*Task description*. Copy the records below exactly, omitting any pictures they contain.
- - - -
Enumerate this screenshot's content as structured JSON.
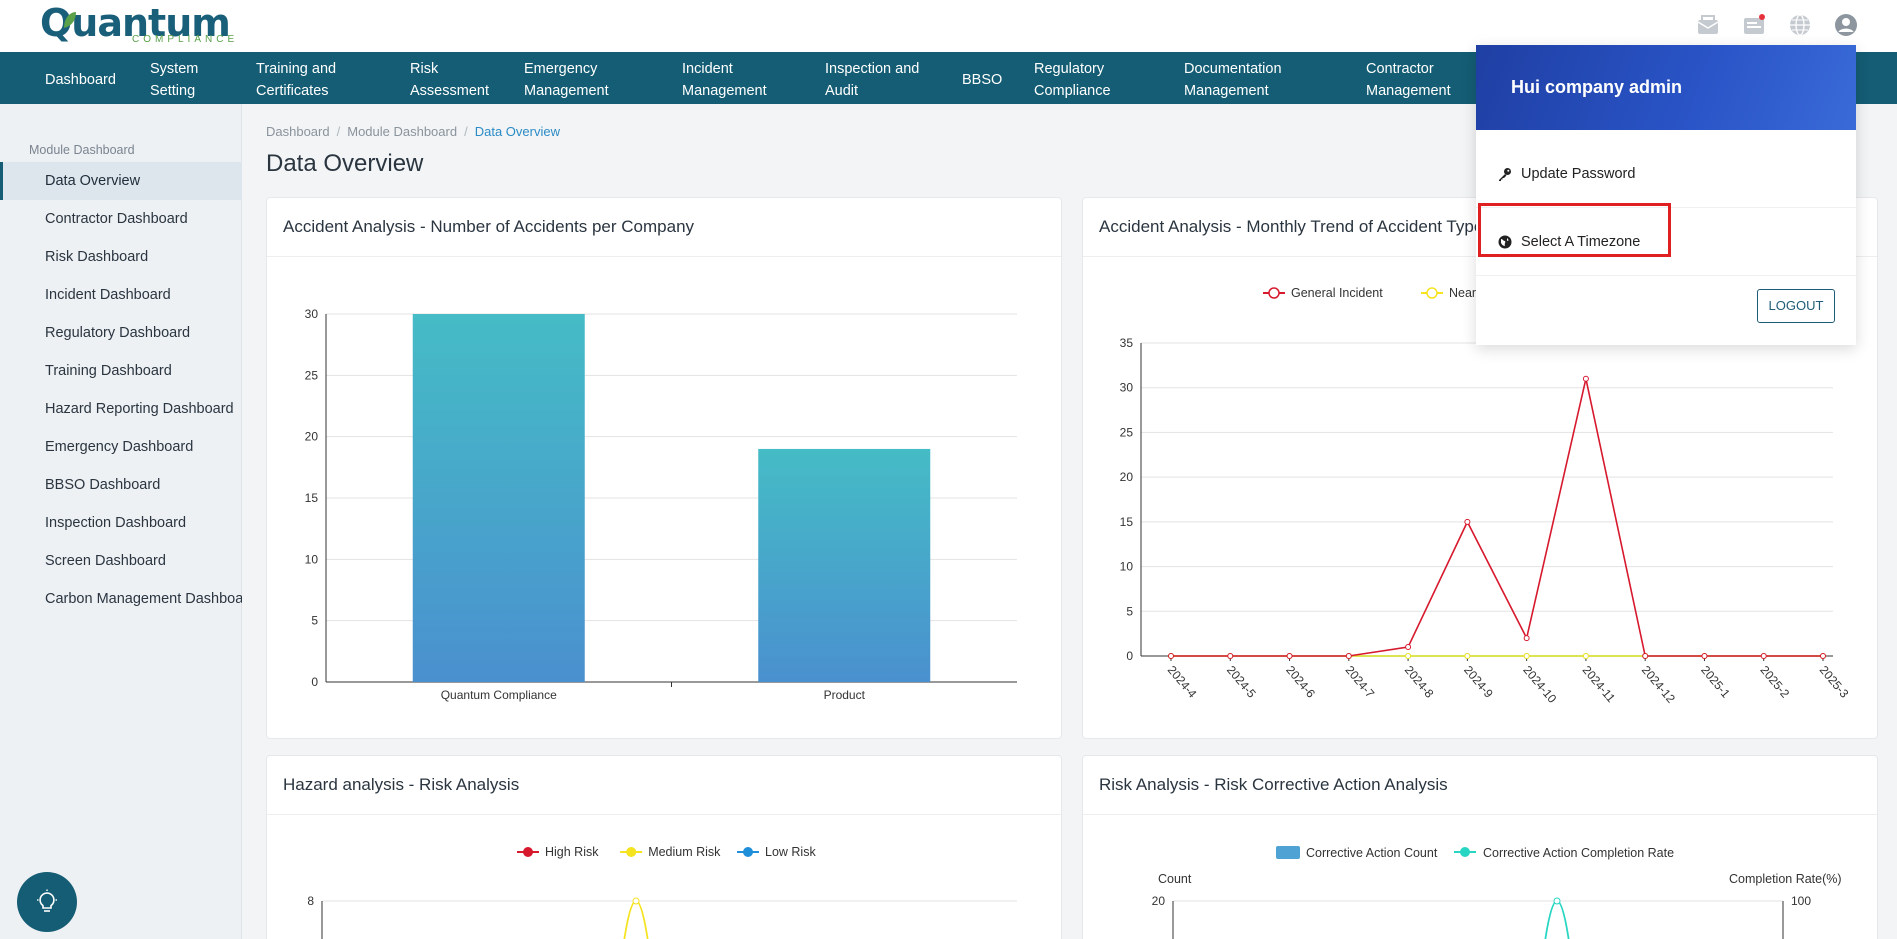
{
  "header": {
    "brand": "Quantum",
    "brand_sub": "COMPLIANCE",
    "icons": [
      "mail-icon",
      "notification-icon",
      "globe-icon",
      "user-icon"
    ]
  },
  "nav": {
    "items": [
      {
        "l1": "Dashboard",
        "l2": ""
      },
      {
        "l1": "System",
        "l2": "Setting"
      },
      {
        "l1": "Training and",
        "l2": "Certificates"
      },
      {
        "l1": "Risk",
        "l2": "Assessment"
      },
      {
        "l1": "Emergency",
        "l2": "Management"
      },
      {
        "l1": "Incident",
        "l2": "Management"
      },
      {
        "l1": "Inspection and",
        "l2": "Audit"
      },
      {
        "l1": "BBSO",
        "l2": ""
      },
      {
        "l1": "Regulatory",
        "l2": "Compliance"
      },
      {
        "l1": "Documentation",
        "l2": "Management"
      },
      {
        "l1": "Contractor",
        "l2": "Management"
      }
    ]
  },
  "sidebar": {
    "title": "Module Dashboard",
    "items": [
      "Data Overview",
      "Contractor Dashboard",
      "Risk Dashboard",
      "Incident Dashboard",
      "Regulatory Dashboard",
      "Training Dashboard",
      "Hazard Reporting Dashboard",
      "Emergency Dashboard",
      "BBSO Dashboard",
      "Inspection Dashboard",
      "Screen Dashboard",
      "Carbon Management Dashboard"
    ],
    "active_index": 0
  },
  "breadcrumb": [
    "Dashboard",
    "Module Dashboard",
    "Data Overview"
  ],
  "page_title": "Data Overview",
  "cards": {
    "c1_title": "Accident Analysis - Number of Accidents per Company",
    "c2_title": "Accident Analysis - Monthly Trend of Accident Types",
    "c3_title": "Hazard analysis - Risk Analysis",
    "c4_title": "Risk Analysis - Risk Corrective Action Analysis"
  },
  "user_menu": {
    "name": "Hui company admin",
    "update_password": "Update Password",
    "select_timezone": "Select A Timezone",
    "logout": "LOGOUT"
  },
  "colors": {
    "nav_bg": "#145d74",
    "accent_blue": "#2b8bc6",
    "highlight_red": "#e02020"
  },
  "chart_data": [
    {
      "type": "bar",
      "title": "Accident Analysis - Number of Accidents per Company",
      "categories": [
        "Quantum Compliance",
        "Product"
      ],
      "values": [
        30,
        19
      ],
      "ylim": [
        0,
        30
      ],
      "yticks": [
        0,
        5,
        10,
        15,
        20,
        25,
        30
      ]
    },
    {
      "type": "line",
      "title": "Accident Analysis - Monthly Trend of Accident Types",
      "x": [
        "2024-4",
        "2024-5",
        "2024-6",
        "2024-7",
        "2024-8",
        "2024-9",
        "2024-10",
        "2024-11",
        "2024-12",
        "2025-1",
        "2025-2",
        "2025-3"
      ],
      "series": [
        {
          "name": "General Incident",
          "color": "#d7192e",
          "values": [
            0,
            0,
            0,
            0,
            1,
            15,
            2,
            31,
            0,
            0,
            0,
            0
          ]
        },
        {
          "name": "Near Mis",
          "color": "#f5e320",
          "values": [
            0,
            0,
            0,
            0,
            0,
            0,
            0,
            0,
            0,
            0,
            0,
            0
          ]
        },
        {
          "name": "",
          "color": "#2fc6cf",
          "values": [
            0,
            0,
            0,
            0,
            0,
            0,
            0,
            0,
            0,
            0,
            0,
            0
          ]
        }
      ],
      "ylim": [
        0,
        35
      ],
      "yticks": [
        0,
        5,
        10,
        15,
        20,
        25,
        30,
        35
      ]
    },
    {
      "type": "line",
      "title": "Hazard analysis - Risk Analysis",
      "legend": [
        {
          "name": "High Risk",
          "color": "#d7192e"
        },
        {
          "name": "Medium Risk",
          "color": "#f5e320"
        },
        {
          "name": "Low Risk",
          "color": "#1f8fd9"
        }
      ],
      "ytick_top": 8
    },
    {
      "type": "bar",
      "title": "Risk Analysis - Risk Corrective Action Analysis",
      "legend": [
        {
          "name": "Corrective Action Count",
          "color": "#4fa3d4"
        },
        {
          "name": "Corrective Action Completion Rate",
          "color": "#26d6c2"
        }
      ],
      "ylabel_left": "Count",
      "ylabel_right": "Completion Rate(%)",
      "ytick_left_top": 20,
      "ytick_right_top": 100
    }
  ]
}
- - - -
*Task result*.
Enumerate this screenshot's content as structured JSON.
{
  "header": {
    "brand": "Quantum",
    "brand_sub": "COMPLIANCE",
    "icons": [
      "mail-icon",
      "notification-icon",
      "globe-icon",
      "user-icon"
    ]
  },
  "nav": {
    "items": [
      {
        "l1": "Dashboard",
        "l2": ""
      },
      {
        "l1": "System",
        "l2": "Setting"
      },
      {
        "l1": "Training and",
        "l2": "Certificates"
      },
      {
        "l1": "Risk",
        "l2": "Assessment"
      },
      {
        "l1": "Emergency",
        "l2": "Management"
      },
      {
        "l1": "Incident",
        "l2": "Management"
      },
      {
        "l1": "Inspection and",
        "l2": "Audit"
      },
      {
        "l1": "BBSO",
        "l2": ""
      },
      {
        "l1": "Regulatory",
        "l2": "Compliance"
      },
      {
        "l1": "Documentation",
        "l2": "Management"
      },
      {
        "l1": "Contractor",
        "l2": "Management"
      }
    ]
  },
  "sidebar": {
    "title": "Module Dashboard",
    "items": [
      "Data Overview",
      "Contractor Dashboard",
      "Risk Dashboard",
      "Incident Dashboard",
      "Regulatory Dashboard",
      "Training Dashboard",
      "Hazard Reporting Dashboard",
      "Emergency Dashboard",
      "BBSO Dashboard",
      "Inspection Dashboard",
      "Screen Dashboard",
      "Carbon Management Dashboard"
    ],
    "active_index": 0
  },
  "breadcrumb": [
    "Dashboard",
    "Module Dashboard",
    "Data Overview"
  ],
  "page_title": "Data Overview",
  "cards": {
    "c1_title": "Accident Analysis - Number of Accidents per Company",
    "c2_title": "Accident Analysis - Monthly Trend of Accident Types",
    "c3_title": "Hazard analysis - Risk Analysis",
    "c4_title": "Risk Analysis - Risk Corrective Action Analysis"
  },
  "user_menu": {
    "name": "Hui company admin",
    "update_password": "Update Password",
    "select_timezone": "Select A Timezone",
    "logout": "LOGOUT"
  },
  "colors": {
    "nav_bg": "#145d74",
    "accent_blue": "#2b8bc6",
    "highlight_red": "#e02020"
  },
  "chart_data": [
    {
      "type": "bar",
      "title": "Accident Analysis - Number of Accidents per Company",
      "categories": [
        "Quantum Compliance",
        "Product"
      ],
      "values": [
        30,
        19
      ],
      "ylim": [
        0,
        30
      ],
      "yticks": [
        0,
        5,
        10,
        15,
        20,
        25,
        30
      ]
    },
    {
      "type": "line",
      "title": "Accident Analysis - Monthly Trend of Accident Types",
      "x": [
        "2024-4",
        "2024-5",
        "2024-6",
        "2024-7",
        "2024-8",
        "2024-9",
        "2024-10",
        "2024-11",
        "2024-12",
        "2025-1",
        "2025-2",
        "2025-3"
      ],
      "series": [
        {
          "name": "General Incident",
          "color": "#d7192e",
          "values": [
            0,
            0,
            0,
            0,
            1,
            15,
            2,
            31,
            0,
            0,
            0,
            0
          ]
        },
        {
          "name": "Near Mis",
          "color": "#f5e320",
          "values": [
            0,
            0,
            0,
            0,
            0,
            0,
            0,
            0,
            0,
            0,
            0,
            0
          ]
        },
        {
          "name": "",
          "color": "#2fc6cf",
          "values": [
            0,
            0,
            0,
            0,
            0,
            0,
            0,
            0,
            0,
            0,
            0,
            0
          ]
        }
      ],
      "ylim": [
        0,
        35
      ],
      "yticks": [
        0,
        5,
        10,
        15,
        20,
        25,
        30,
        35
      ]
    },
    {
      "type": "line",
      "title": "Hazard analysis - Risk Analysis",
      "legend": [
        {
          "name": "High Risk",
          "color": "#d7192e"
        },
        {
          "name": "Medium Risk",
          "color": "#f5e320"
        },
        {
          "name": "Low Risk",
          "color": "#1f8fd9"
        }
      ],
      "ytick_top": 8
    },
    {
      "type": "bar",
      "title": "Risk Analysis - Risk Corrective Action Analysis",
      "legend": [
        {
          "name": "Corrective Action Count",
          "color": "#4fa3d4"
        },
        {
          "name": "Corrective Action Completion Rate",
          "color": "#26d6c2"
        }
      ],
      "ylabel_left": "Count",
      "ylabel_right": "Completion Rate(%)",
      "ytick_left_top": 20,
      "ytick_right_top": 100
    }
  ]
}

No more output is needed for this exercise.